WRITTEN INSTRUCTION:
Skip the pictures and extract all of the lines exactly as written.

LISTED RECORDS:
☆ ☆ ☆ ☆

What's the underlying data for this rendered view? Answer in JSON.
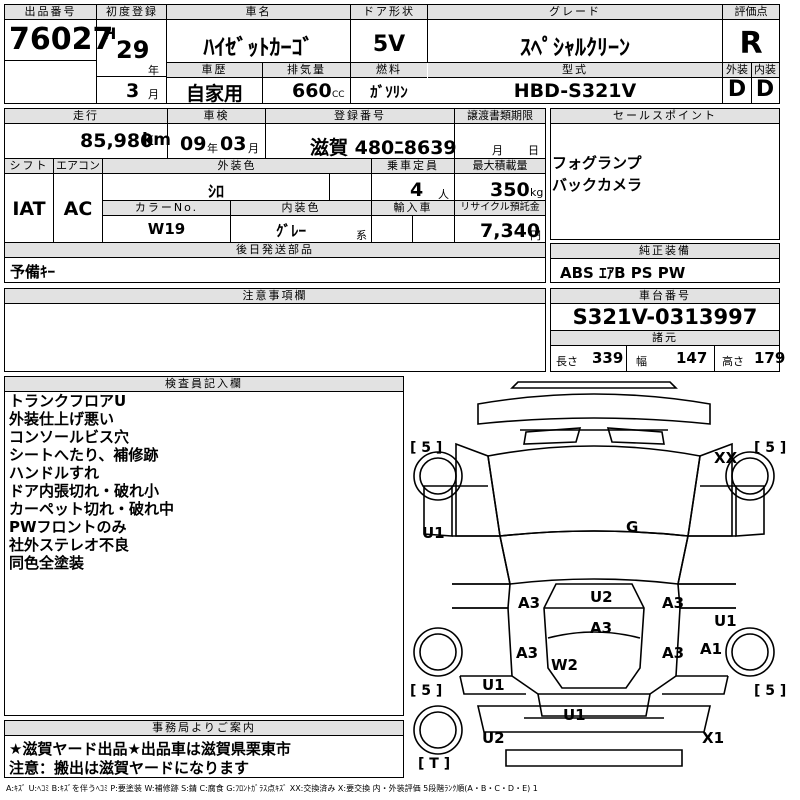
{
  "labels": {
    "lot_no": "出品番号",
    "first_reg": "初度登録",
    "car_name": "車名",
    "door_type": "ドア形状",
    "grade": "グレード",
    "score": "評価点",
    "history": "車歴",
    "displacement": "排気量",
    "fuel": "燃料",
    "model": "型式",
    "exterior": "外装",
    "interior": "内装",
    "mileage": "走行",
    "inspection": "車検",
    "plate": "登録番号",
    "transfer_doc": "譲渡書類期限",
    "sales_point": "セールスポイント",
    "shift": "シフト",
    "aircon": "エアコン",
    "ext_color": "外装色",
    "capacity": "乗車定員",
    "max_load": "最大積載量",
    "color_no": "カラーNo.",
    "int_color": "内装色",
    "import": "輸入車",
    "recycle": "リサイクル預託金",
    "later_parts": "後日発送部品",
    "genuine_equip": "純正装備",
    "caution": "注意事項欄",
    "chassis_no": "車台番号",
    "specs": "諸元",
    "inspector_notes": "検査員記入欄",
    "office_notice": "事務局よりご案内"
  },
  "units": {
    "year": "年",
    "month": "月",
    "cc": "CC",
    "km": "km",
    "day": "日",
    "persons": "人",
    "kg": "kg",
    "yen": "円",
    "kei": "系",
    "length": "長さ",
    "width": "幅",
    "height": "高さ"
  },
  "vehicle": {
    "lot_no": "76027",
    "era": "H",
    "year": "29",
    "month": "3",
    "name": "ﾊｲｾﾞｯﾄｶｰｺﾞ",
    "door": "5V",
    "grade": "ｽﾍﾟｼｬﾙｸﾘｰﾝ",
    "score": "R",
    "history": "自家用",
    "displacement": "660",
    "fuel": "ｶﾞｿﾘﾝ",
    "model": "HBD-S321V",
    "exterior": "D",
    "interior": "D",
    "mileage": "85,980",
    "inspection_year": "09",
    "inspection_month": "03",
    "plate": "滋賀 480ﾆ8639",
    "shift": "IAT",
    "aircon": "AC",
    "ext_color": "ｼﾛ",
    "capacity": "4",
    "max_load": "350",
    "color_no": "W19",
    "int_color": "ｸﾞﾚｰ",
    "recycle": "7,340",
    "later_parts": "予備ｷｰ",
    "sales_points": [
      "フォグランプ",
      "バックカメラ"
    ],
    "genuine_equip": "ABS ｴｱB PS PW",
    "chassis_no": "S321V-0313997",
    "length": "339",
    "width": "147",
    "height": "179"
  },
  "inspector_notes": [
    "トランクフロアU",
    "外装仕上げ悪い",
    "コンソールビス穴",
    "シートへたり、補修跡",
    "ハンドルすれ",
    "ドア内張切れ・破れ小",
    "カーペット切れ・破れ中",
    "PWフロントのみ",
    "社外ステレオ不良",
    "同色全塗装"
  ],
  "office_notice": [
    "★滋賀ヤード出品★出品車は滋賀県栗東市",
    "注意：搬出は滋賀ヤードになります"
  ],
  "diagram_marks": {
    "tire_fl": "[ 5 ]",
    "tire_fr": "[ 5 ]",
    "tire_rl": "[ 5 ]",
    "tire_rr": "[ 5 ]",
    "spare": "[ T ]",
    "xx": "XX",
    "g": "G",
    "u1_left": "U1",
    "u2_center": "U2",
    "a3_left": "A3",
    "a3_right": "A3",
    "u1_right": "U1",
    "a3_center": "A3",
    "a3_left_rear": "A3",
    "a3_right_rear": "A3",
    "a1": "A1",
    "w2": "W2",
    "u1_rear_left": "U1",
    "u1_bumper": "U1",
    "u2_bottom": "U2",
    "x1": "X1"
  },
  "legend": "A:ｷｽﾞ U:ﾍｺﾐ B:ｷｽﾞを伴うﾍｺﾐ P:要塗装 W:補修跡 S:錆 C:腐食 G:ﾌﾛﾝﾄｶﾞﾗｽ点ｷｽﾞ XX:交換済み X:要交換 内・外装評価 5段階ﾗﾝｸ順(A・B・C・D・E) 1"
}
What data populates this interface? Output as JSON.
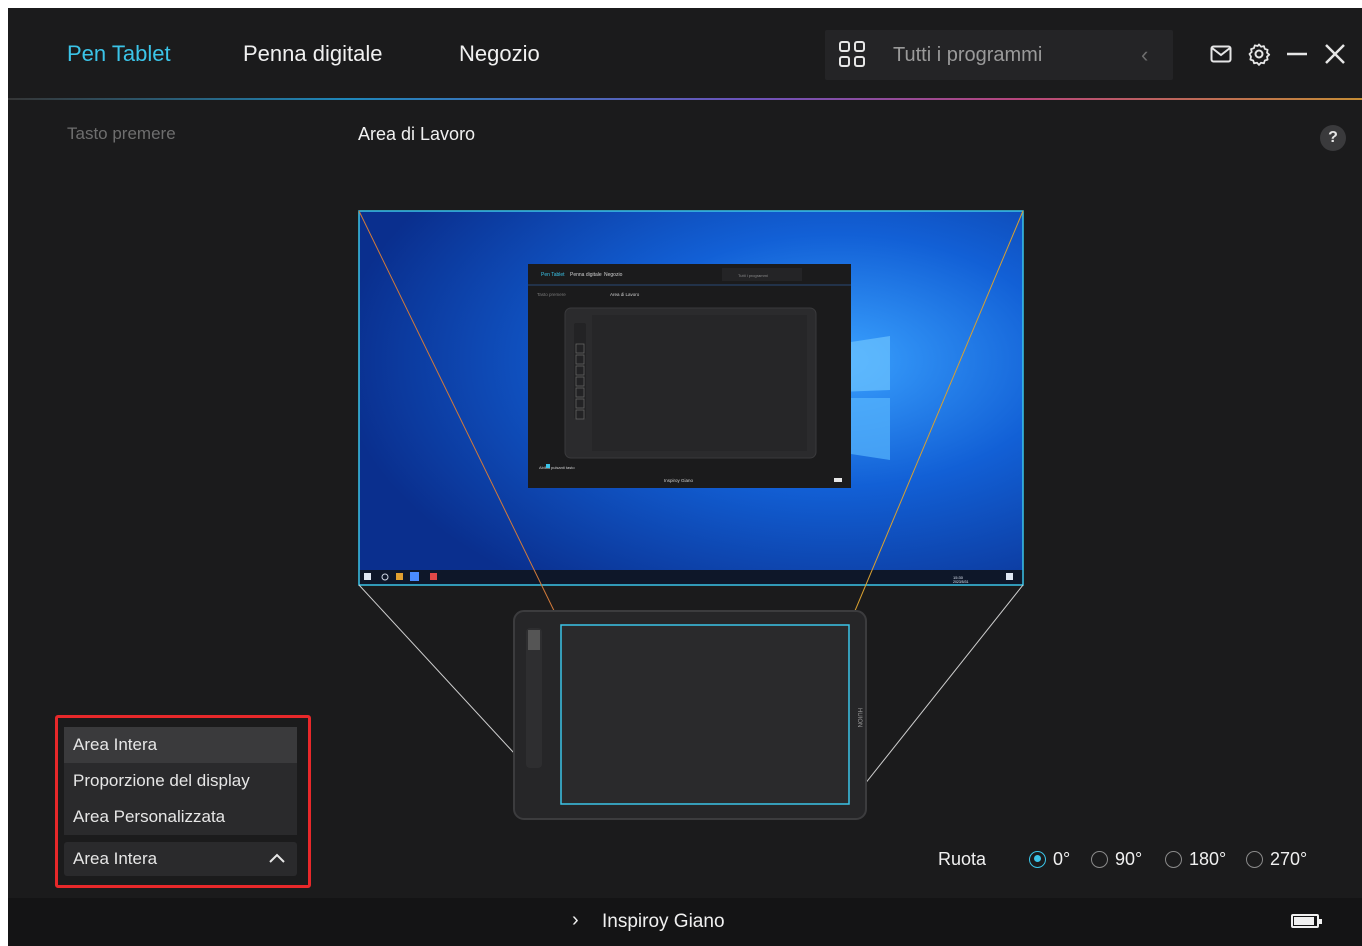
{
  "header": {
    "tabs": [
      {
        "label": "Pen Tablet",
        "active": true
      },
      {
        "label": "Penna digitale",
        "active": false
      },
      {
        "label": "Negozio",
        "active": false
      }
    ],
    "programs_label": "Tutti i programmi"
  },
  "content": {
    "side_label": "Tasto premere",
    "section_title": "Area di Lavoro",
    "help_label": "?"
  },
  "preview": {
    "mini_app": {
      "tabs": [
        "Pen Tablet",
        "Penna digitale",
        "Negozio"
      ],
      "programs_label": "Tutti i programmi",
      "side_label": "Tasto premere",
      "section_title": "Area di Lavoro",
      "checkbox_label": "Abilita pulsanti tasto",
      "device_name": "Inspiroy Giano"
    },
    "taskbar_time": "15:30",
    "taskbar_date": "2023/5/31",
    "tablet_brand": "HUION"
  },
  "area_dropdown": {
    "options": [
      "Area Intera",
      "Proporzione del display",
      "Area Personalizzata"
    ],
    "selected": "Area Intera"
  },
  "rotation": {
    "label": "Ruota",
    "options": [
      "0°",
      "90°",
      "180°",
      "270°"
    ],
    "selected": "0°"
  },
  "footer": {
    "device_name": "Inspiroy Giano"
  },
  "colors": {
    "accent": "#3bc4e8",
    "highlight_border": "#e8282a",
    "background": "#1b1b1c"
  }
}
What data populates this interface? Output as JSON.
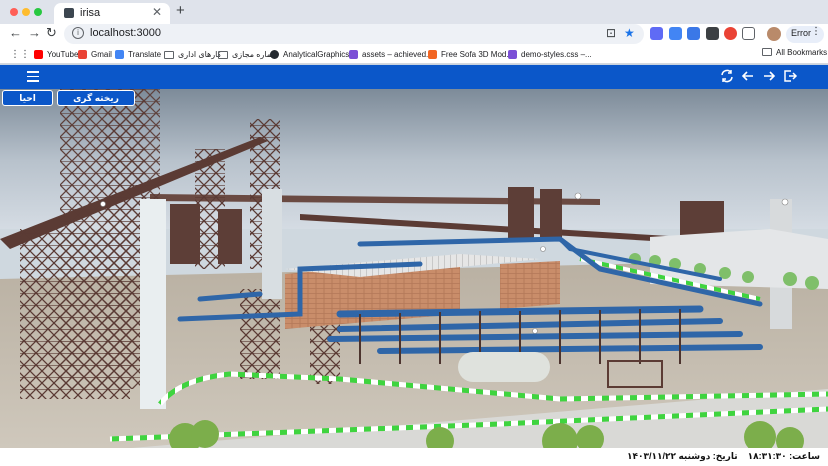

☆ ☆ ☆ ☆

WRITTEN ANSWER:
What's the underlying data for this rendered view? Answer in JSON.
{
  "labels": {
    "lot_no": "出品番号",
    "first_reg": "初度登録",
    "car_name": "車名",
    "door_type": "ドア形状",
    "grade": "グレード",
    "score": "評価点",
    "history": "車歴",
    "displacement": "排気量",
    "fuel": "燃料",
    "model": "型式",
    "exterior": "外装",
    "interior": "内装",
    "mileage": "走行",
    "inspection": "車検",
    "plate": "登録番号",
    "transfer_doc": "譲渡書類期限",
    "sales_point": "セールスポイント",
    "shift": "シフト",
    "aircon": "エアコン",
    "ext_color": "外装色",
    "capacity": "乗車定員",
    "max_load": "最大積載量",
    "color_no": "カラーNo.",
    "int_color": "内装色",
    "import": "輸入車",
    "recycle": "リサイクル預託金",
    "later_parts": "後日発送部品",
    "genuine_equip": "純正装備",
    "caution": "注意事項欄",
    "chassis_no": "車台番号",
    "specs": "諸元",
    "inspector_notes": "検査員記入欄",
    "office_notice": "事務局よりご案内"
  },
  "units": {
    "year": "年",
    "month": "月",
    "cc": "CC",
    "km": "km",
    "day": "日",
    "persons": "人",
    "kg": "kg",
    "yen": "円",
    "kei": "系",
    "length": "長さ",
    "width": "幅",
    "height": "高さ"
  },
  "vehicle": {
    "lot_no": "76027",
    "era": "H",
    "year": "29",
    "month": "3",
    "name": "ﾊｲｾﾞｯﾄｶｰｺﾞ",
    "door": "5V",
    "grade": "ｽﾍﾟｼｬﾙｸﾘｰﾝ",
    "score": "R",
    "history": "自家用",
    "displacement": "660",
    "fuel": "ｶﾞｿﾘﾝ",
    "model": "HBD-S321V",
    "exterior": "D",
    "interior": "D",
    "mileage": "85,980",
    "inspection_year": "09",
    "inspection_month": "03",
    "plate": "滋賀 480ﾆ8639",
    "shift": "IAT",
    "aircon": "AC",
    "ext_color": "ｼﾛ",
    "capacity": "4",
    "max_load": "350",
    "color_no": "W19",
    "int_color": "ｸﾞﾚｰ",
    "recycle": "7,340",
    "later_parts": "予備ｷｰ",
    "sales_points": [
      "フォグランプ",
      "バックカメラ"
    ],
    "genuine_equip": "ABS ｴｱB PS PW",
    "chassis_no": "S321V-0313997",
    "length": "339",
    "width": "147",
    "height": "179"
  },
  "inspector_notes": [
    "トランクフロアU",
    "外装仕上げ悪い",
    "コンソールビス穴",
    "シートへたり、補修跡",
    "ハンドルすれ",
    "ドア内張切れ・破れ小",
    "カーペット切れ・破れ中",
    "PWフロントのみ",
    "社外ステレオ不良",
    "同色全塗装"
  ],
  "office_notice": [
    "★滋賀ヤード出品★出品車は滋賀県栗東市",
    "注意：搬出は滋賀ヤードになります"
  ],
  "diagram_marks": {
    "tire_fl": "[ 5 ]",
    "tire_fr": "[ 5 ]",
    "tire_rl": "[ 5 ]",
    "tire_rr": "[ 5 ]",
    "spare": "[ T ]",
    "xx": "XX",
    "g": "G",
    "u1_left": "U1",
    "u2_center": "U2",
    "a3_left": "A3",
    "a3_right": "A3",
    "u1_right": "U1",
    "a3_center": "A3",
    "a3_left_rear": "A3",
    "a3_right_rear": "A3",
    "a1": "A1",
    "w2": "W2",
    "u1_rear_left": "U1",
    "u1_bumper": "U1",
    "u2_bottom": "U2",
    "x1": "X1"
  },
  "legend": "A:ｷｽﾞ U:ﾍｺﾐ B:ｷｽﾞを伴うﾍｺﾐ P:要塗装 W:補修跡 S:錆 C:腐食 G:ﾌﾛﾝﾄｶﾞﾗｽ点ｷｽﾞ XX:交換済み X:要交換 内・外装評価 5段階ﾗﾝｸ順(A・B・C・D・E) 1"
}
What data populates this interface? Output as JSON.
{
  "header": {
    "tabs": [
      {
        "label": "Pen Tablet",
        "active": true
      },
      {
        "label": "Penna digitale",
        "active": false
      },
      {
        "label": "Negozio",
        "active": false
      }
    ],
    "programs_label": "Tutti i programmi"
  },
  "content": {
    "side_label": "Tasto premere",
    "section_title": "Area di Lavoro",
    "help_label": "?"
  },
  "preview": {
    "mini_app": {
      "tabs": [
        "Pen Tablet",
        "Penna digitale",
        "Negozio"
      ],
      "programs_label": "Tutti i programmi",
      "side_label": "Tasto premere",
      "section_title": "Area di Lavoro",
      "checkbox_label": "Abilita pulsanti tasto",
      "device_name": "Inspiroy Giano"
    },
    "taskbar_time": "15:30",
    "taskbar_date": "2023/5/31",
    "tablet_brand": "HUION"
  },
  "area_dropdown": {
    "options": [
      "Area Intera",
      "Proporzione del display",
      "Area Personalizzata"
    ],
    "selected": "Area Intera"
  },
  "rotation": {
    "label": "Ruota",
    "options": [
      "0°",
      "90°",
      "180°",
      "270°"
    ],
    "selected": "0°"
  },
  "footer": {
    "device_name": "Inspiroy Giano"
  },
  "colors": {
    "accent": "#3bc4e8",
    "highlight_border": "#e8282a",
    "background": "#1b1b1c"
  }
}
What data populates this interface? Output as JSON.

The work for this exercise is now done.